┌─ Input data

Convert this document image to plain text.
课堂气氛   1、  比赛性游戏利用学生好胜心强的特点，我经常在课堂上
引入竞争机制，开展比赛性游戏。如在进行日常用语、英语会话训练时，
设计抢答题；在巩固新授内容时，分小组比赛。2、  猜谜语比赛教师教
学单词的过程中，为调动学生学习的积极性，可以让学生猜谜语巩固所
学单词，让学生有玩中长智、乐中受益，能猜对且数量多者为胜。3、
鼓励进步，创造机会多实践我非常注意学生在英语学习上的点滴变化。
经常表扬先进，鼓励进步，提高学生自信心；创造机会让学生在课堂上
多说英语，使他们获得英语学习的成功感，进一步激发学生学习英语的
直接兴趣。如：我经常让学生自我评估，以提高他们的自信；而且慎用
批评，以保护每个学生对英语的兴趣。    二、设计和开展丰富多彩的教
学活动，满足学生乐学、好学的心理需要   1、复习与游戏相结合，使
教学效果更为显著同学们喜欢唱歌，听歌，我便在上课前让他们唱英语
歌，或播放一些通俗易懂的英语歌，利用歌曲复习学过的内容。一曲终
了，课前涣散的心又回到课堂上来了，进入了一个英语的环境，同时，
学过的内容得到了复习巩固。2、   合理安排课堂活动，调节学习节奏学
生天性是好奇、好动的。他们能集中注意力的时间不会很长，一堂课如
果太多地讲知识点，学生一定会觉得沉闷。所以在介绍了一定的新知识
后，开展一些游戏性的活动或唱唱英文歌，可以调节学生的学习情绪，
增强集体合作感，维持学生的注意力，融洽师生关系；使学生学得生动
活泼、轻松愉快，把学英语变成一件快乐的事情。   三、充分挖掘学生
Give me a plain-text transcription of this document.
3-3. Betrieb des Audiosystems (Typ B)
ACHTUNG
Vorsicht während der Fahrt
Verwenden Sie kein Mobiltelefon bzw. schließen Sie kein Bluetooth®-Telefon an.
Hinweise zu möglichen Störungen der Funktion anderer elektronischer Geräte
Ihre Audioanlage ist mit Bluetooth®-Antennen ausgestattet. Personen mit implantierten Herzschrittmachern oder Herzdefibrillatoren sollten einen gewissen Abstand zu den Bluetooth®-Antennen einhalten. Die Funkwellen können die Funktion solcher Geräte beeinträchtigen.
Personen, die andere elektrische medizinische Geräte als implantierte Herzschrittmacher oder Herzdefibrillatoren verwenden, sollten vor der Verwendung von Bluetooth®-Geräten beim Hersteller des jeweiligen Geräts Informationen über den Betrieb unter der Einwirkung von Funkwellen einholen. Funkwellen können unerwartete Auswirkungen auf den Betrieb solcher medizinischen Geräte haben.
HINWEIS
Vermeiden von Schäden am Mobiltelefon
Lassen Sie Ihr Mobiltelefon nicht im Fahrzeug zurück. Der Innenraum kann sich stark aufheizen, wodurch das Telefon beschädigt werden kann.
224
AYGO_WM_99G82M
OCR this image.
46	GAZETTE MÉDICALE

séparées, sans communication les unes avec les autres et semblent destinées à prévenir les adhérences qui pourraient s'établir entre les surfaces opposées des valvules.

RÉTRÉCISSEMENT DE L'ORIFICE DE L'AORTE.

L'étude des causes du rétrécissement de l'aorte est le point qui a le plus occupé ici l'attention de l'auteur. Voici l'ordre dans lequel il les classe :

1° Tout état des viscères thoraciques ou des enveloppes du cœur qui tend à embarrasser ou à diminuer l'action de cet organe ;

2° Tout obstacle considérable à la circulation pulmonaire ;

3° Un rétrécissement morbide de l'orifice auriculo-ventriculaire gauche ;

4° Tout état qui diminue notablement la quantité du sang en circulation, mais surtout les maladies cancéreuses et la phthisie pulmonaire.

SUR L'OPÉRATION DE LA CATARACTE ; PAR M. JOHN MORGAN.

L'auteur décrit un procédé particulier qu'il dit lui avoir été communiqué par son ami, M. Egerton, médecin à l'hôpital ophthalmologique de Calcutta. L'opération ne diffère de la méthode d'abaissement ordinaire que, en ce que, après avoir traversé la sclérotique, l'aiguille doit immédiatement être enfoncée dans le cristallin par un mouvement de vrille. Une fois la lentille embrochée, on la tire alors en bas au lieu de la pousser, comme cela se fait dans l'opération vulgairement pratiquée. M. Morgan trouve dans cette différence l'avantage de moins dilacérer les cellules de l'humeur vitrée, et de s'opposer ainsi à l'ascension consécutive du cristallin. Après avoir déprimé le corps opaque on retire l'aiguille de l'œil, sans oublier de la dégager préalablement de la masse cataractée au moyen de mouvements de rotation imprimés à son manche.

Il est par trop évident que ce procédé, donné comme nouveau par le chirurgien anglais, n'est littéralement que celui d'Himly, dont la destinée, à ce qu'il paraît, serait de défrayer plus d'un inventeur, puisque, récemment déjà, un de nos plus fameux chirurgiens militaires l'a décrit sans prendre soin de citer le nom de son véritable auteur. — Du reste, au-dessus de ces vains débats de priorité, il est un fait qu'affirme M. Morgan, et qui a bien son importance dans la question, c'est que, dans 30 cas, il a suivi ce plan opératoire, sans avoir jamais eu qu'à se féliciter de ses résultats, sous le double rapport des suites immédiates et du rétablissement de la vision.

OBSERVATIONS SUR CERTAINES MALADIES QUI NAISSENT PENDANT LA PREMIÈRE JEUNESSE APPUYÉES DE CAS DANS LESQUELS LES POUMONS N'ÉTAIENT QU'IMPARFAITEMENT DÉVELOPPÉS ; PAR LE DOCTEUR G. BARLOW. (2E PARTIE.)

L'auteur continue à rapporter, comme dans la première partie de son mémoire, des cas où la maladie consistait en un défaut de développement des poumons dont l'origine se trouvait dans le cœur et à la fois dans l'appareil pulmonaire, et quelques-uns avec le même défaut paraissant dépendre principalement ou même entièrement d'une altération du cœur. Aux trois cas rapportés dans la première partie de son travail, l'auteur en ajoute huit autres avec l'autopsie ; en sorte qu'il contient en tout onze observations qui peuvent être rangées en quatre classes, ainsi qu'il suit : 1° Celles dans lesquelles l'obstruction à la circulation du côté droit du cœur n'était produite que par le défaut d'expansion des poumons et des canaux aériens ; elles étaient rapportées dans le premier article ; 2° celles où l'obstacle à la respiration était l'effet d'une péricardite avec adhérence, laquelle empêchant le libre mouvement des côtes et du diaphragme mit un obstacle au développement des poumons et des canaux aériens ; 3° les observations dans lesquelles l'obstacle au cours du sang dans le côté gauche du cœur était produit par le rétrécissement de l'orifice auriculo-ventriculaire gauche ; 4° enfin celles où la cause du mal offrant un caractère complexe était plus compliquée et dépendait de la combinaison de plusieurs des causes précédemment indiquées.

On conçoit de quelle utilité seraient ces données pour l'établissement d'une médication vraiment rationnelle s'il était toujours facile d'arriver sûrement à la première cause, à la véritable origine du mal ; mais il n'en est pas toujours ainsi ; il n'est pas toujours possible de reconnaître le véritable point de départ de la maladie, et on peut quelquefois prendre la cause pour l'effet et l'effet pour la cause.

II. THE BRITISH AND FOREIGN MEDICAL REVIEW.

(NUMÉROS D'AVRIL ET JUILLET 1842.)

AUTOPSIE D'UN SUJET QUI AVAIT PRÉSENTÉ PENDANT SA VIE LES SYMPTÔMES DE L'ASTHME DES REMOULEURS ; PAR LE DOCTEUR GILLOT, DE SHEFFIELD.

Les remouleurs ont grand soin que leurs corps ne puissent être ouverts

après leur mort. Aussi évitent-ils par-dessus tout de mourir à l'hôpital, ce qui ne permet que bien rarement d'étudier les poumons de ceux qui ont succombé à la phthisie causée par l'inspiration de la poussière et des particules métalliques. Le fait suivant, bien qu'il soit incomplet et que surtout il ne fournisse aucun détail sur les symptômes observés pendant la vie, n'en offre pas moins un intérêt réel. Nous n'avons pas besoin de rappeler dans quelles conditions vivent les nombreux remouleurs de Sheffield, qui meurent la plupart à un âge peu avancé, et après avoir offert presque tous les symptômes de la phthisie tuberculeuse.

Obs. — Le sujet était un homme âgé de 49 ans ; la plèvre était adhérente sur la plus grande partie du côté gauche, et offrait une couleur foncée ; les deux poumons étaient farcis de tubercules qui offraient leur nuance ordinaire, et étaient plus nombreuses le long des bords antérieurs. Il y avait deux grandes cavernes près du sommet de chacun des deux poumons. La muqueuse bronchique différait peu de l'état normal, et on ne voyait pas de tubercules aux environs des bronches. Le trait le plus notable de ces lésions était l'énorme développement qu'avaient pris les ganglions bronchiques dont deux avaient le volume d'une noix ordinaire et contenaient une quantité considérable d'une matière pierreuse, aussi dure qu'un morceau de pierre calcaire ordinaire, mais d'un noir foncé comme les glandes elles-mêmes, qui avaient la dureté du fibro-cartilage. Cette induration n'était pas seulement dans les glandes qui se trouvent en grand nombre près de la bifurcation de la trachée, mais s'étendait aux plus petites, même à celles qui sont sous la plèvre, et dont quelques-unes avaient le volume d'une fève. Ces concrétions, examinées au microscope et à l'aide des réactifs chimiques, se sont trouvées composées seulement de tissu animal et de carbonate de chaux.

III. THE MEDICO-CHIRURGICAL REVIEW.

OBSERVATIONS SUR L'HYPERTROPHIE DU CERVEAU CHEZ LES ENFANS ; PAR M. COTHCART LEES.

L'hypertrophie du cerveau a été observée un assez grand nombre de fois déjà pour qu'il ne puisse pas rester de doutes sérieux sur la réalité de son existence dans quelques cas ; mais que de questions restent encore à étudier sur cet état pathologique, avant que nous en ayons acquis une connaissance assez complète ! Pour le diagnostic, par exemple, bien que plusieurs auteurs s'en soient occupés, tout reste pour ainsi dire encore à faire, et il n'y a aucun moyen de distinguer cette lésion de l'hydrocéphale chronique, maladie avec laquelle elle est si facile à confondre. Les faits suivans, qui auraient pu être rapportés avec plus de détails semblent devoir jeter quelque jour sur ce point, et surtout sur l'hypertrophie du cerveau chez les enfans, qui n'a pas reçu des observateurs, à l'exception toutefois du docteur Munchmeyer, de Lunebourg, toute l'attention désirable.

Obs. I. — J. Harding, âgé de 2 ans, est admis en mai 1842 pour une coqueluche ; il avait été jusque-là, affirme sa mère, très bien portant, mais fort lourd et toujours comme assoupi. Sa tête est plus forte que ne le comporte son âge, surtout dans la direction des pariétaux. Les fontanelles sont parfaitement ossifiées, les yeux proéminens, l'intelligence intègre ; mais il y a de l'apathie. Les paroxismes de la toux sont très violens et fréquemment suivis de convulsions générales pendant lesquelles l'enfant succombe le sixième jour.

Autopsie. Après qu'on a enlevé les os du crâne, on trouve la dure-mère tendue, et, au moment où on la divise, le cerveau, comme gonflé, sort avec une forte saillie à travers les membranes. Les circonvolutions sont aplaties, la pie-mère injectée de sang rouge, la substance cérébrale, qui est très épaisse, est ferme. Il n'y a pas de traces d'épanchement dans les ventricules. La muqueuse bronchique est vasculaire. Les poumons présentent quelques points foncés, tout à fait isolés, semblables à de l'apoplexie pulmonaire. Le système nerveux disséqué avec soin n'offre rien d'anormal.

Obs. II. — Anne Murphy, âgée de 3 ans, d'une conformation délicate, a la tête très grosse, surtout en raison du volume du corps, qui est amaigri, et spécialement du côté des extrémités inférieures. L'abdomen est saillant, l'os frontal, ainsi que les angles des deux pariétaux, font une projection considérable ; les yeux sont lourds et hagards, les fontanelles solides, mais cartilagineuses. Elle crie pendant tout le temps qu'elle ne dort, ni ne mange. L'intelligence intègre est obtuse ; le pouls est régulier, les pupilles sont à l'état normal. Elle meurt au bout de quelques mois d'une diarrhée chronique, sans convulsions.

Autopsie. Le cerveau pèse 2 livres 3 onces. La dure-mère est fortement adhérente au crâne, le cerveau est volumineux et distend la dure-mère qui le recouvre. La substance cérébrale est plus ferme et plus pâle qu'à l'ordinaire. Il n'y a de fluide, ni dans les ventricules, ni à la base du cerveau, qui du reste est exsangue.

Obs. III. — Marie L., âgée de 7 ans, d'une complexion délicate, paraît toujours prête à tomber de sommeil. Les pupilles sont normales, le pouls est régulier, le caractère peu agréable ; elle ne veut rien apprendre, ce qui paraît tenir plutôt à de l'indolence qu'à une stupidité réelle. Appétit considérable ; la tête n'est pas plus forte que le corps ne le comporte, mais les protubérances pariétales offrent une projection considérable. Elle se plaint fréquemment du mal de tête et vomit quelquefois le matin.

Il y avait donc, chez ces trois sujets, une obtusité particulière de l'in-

└─

▶ [The problem] Go through the records and show every line with the string "text" in it.

▶ [Response]
Convert this document image to plain text.
Give me a plain-text transcription of this document.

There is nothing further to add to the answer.